EXERCISE DESCRIPTION: Assemble all lines in which the string "Ritesh" appears.

--- Begin EXTRACTED MATERIAL ---

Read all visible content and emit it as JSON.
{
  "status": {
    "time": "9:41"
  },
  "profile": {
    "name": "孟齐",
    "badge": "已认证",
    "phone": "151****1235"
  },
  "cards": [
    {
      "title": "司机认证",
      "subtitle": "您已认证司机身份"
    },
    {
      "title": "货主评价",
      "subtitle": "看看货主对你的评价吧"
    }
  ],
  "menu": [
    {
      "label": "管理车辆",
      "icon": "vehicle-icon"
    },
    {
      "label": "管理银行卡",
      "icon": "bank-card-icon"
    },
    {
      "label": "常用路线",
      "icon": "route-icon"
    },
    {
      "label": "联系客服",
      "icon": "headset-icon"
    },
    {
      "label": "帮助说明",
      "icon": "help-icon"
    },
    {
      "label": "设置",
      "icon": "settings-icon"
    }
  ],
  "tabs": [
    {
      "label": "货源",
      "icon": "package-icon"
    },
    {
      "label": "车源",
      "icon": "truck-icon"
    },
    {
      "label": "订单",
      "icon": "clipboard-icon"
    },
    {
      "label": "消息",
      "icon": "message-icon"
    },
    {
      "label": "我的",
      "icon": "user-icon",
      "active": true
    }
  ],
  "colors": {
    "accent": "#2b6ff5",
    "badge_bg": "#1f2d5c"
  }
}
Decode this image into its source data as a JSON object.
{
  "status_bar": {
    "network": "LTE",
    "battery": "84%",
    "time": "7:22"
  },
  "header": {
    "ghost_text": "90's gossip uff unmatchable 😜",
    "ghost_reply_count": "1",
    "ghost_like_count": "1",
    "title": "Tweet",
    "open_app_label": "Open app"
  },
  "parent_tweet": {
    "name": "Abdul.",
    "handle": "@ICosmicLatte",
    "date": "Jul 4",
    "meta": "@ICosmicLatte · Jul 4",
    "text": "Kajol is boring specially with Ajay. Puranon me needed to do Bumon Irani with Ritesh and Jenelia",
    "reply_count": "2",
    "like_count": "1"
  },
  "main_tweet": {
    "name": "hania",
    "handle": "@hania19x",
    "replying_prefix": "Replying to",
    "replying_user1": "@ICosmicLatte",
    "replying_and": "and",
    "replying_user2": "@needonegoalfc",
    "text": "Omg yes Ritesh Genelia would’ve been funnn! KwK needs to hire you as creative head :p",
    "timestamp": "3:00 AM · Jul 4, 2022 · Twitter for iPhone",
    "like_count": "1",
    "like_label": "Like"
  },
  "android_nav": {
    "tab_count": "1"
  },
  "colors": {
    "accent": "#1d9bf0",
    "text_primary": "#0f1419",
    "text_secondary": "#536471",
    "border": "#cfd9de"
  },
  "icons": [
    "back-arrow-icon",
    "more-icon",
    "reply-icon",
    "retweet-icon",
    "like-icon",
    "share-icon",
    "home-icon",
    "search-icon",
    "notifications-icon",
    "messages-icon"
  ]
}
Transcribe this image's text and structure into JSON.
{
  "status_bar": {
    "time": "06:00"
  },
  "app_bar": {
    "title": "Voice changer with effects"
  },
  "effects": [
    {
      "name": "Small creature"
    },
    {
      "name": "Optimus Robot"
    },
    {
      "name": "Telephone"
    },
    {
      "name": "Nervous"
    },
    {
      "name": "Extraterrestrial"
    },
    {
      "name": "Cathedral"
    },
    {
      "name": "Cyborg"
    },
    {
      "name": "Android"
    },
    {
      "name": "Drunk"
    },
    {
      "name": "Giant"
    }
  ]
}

--- End EXTRACTED MATERIAL ---

EXPECTED ANSWER:
    "text": "Kajol is boring specially with Ajay. Puranon me needed to do Bumon Irani with Ritesh and Jenelia",
    "text": "Omg yes Ritesh Genelia would’ve been funnn! KwK needs to hire you as creative head :p",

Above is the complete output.